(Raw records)
++++++
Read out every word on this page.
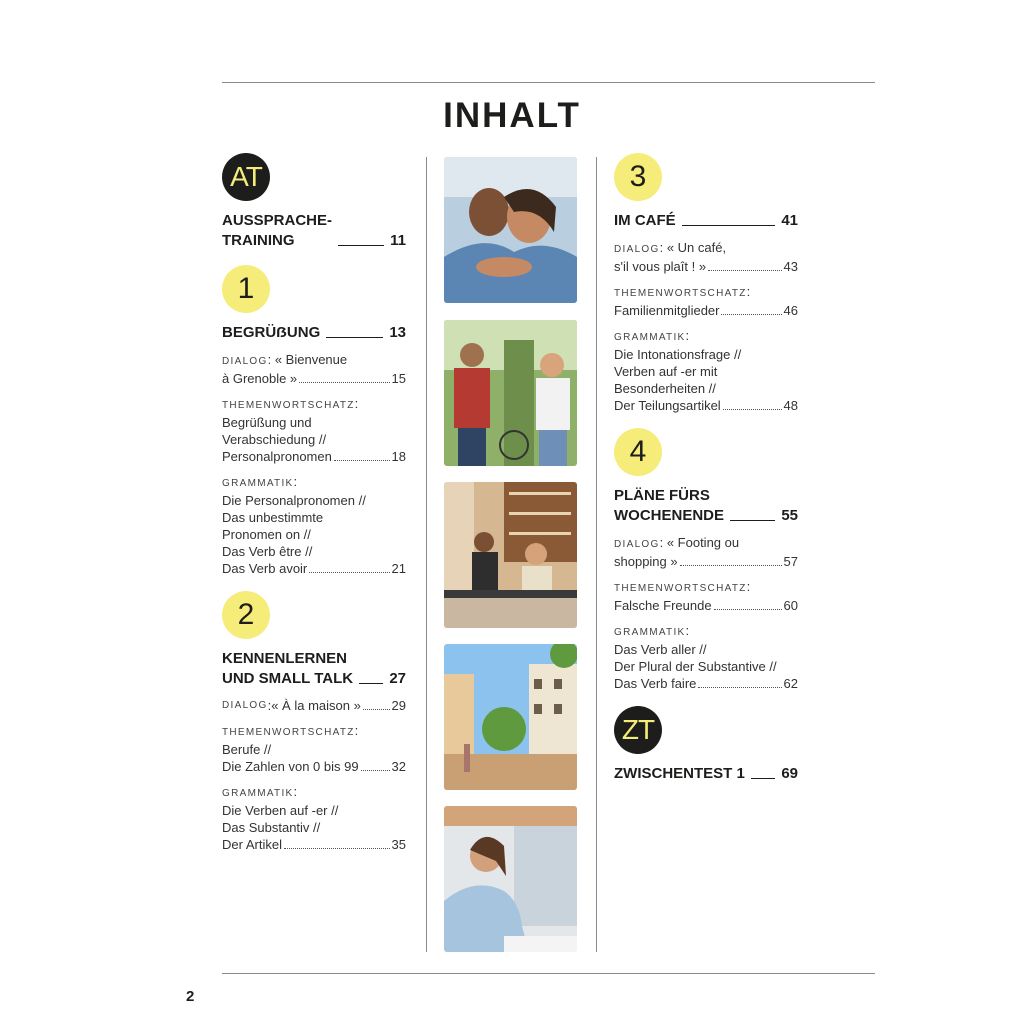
INHALT
AT
AUSSPRACHE-
TRAINING	11
1
BEGRÜẞUNG	13
DIALOG: « Bienvenue
à Grenoble »	15
THEMENWORTSCHATZ:
Begrüßung und
Verabschiedung //
Personalpronomen	18
GRAMMATIK:
Die Personalpronomen //
Das unbestimmte
Pronomen on //
Das Verb être //
Das Verb avoir	21
2
KENNENLERNEN
UND SMALL TALK 27
DIALOG : « À la maison » 29
THEMENWORTSCHATZ:
Berufe //
Die Zahlen von 0 bis 99	32
GRAMMATIK:
Die Verben auf -er //
Das Substantiv //
Der Artikel	35
3
IM CAFÉ	41
DIALOG: « Un café,
s'il vous plaît ! »	43
THEMENWORTSCHATZ:
Familienmitglieder	46
GRAMMATIK:
Die Intonationsfrage //
Verben auf -er mit
Besonderheiten //
Der Teilungsartikel	48
4
PLÄNE FÜRS
WOCHENENDE	55
DIALOG: « Footing ou
shopping »	57
THEMENWORTSCHATZ:
Falsche Freunde	60
GRAMMATIK:
Das Verb aller //
Der Plural der Substantive //
Das Verb faire	62
ZT
ZWISCHENTEST 1 69
2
++++++
Output the material word for word, omitting its pictures.

> _Answer for the task_:
Read out every word on this page.
INHALT
AT
AUSSPRACHE-
TRAINING	11
1
BEGRÜẞUNG	13
DIALOG: « Bienvenue
à Grenoble »	15
THEMENWORTSCHATZ:
Begrüßung und
Verabschiedung //
Personalpronomen	18
GRAMMATIK:
Die Personalpronomen //
Das unbestimmte
Pronomen on //
Das Verb être //
Das Verb avoir	21
2
KENNENLERNEN
UND SMALL TALK 27
DIALOG : « À la maison » 29
THEMENWORTSCHATZ:
Berufe //
Die Zahlen von 0 bis 99	32
GRAMMATIK:
Die Verben auf -er //
Das Substantiv //
Der Artikel	35
3
IM CAFÉ	41
DIALOG: « Un café,
s'il vous plaît ! »	43
THEMENWORTSCHATZ:
Familienmitglieder	46
GRAMMATIK:
Die Intonationsfrage //
Verben auf -er mit
Besonderheiten //
Der Teilungsartikel	48
4
PLÄNE FÜRS
WOCHENENDE	55
DIALOG: « Footing ou
shopping »	57
THEMENWORTSCHATZ:
Falsche Freunde	60
GRAMMATIK:
Das Verb aller //
Der Plural der Substantive //
Das Verb faire	62
ZT
ZWISCHENTEST 1 69
2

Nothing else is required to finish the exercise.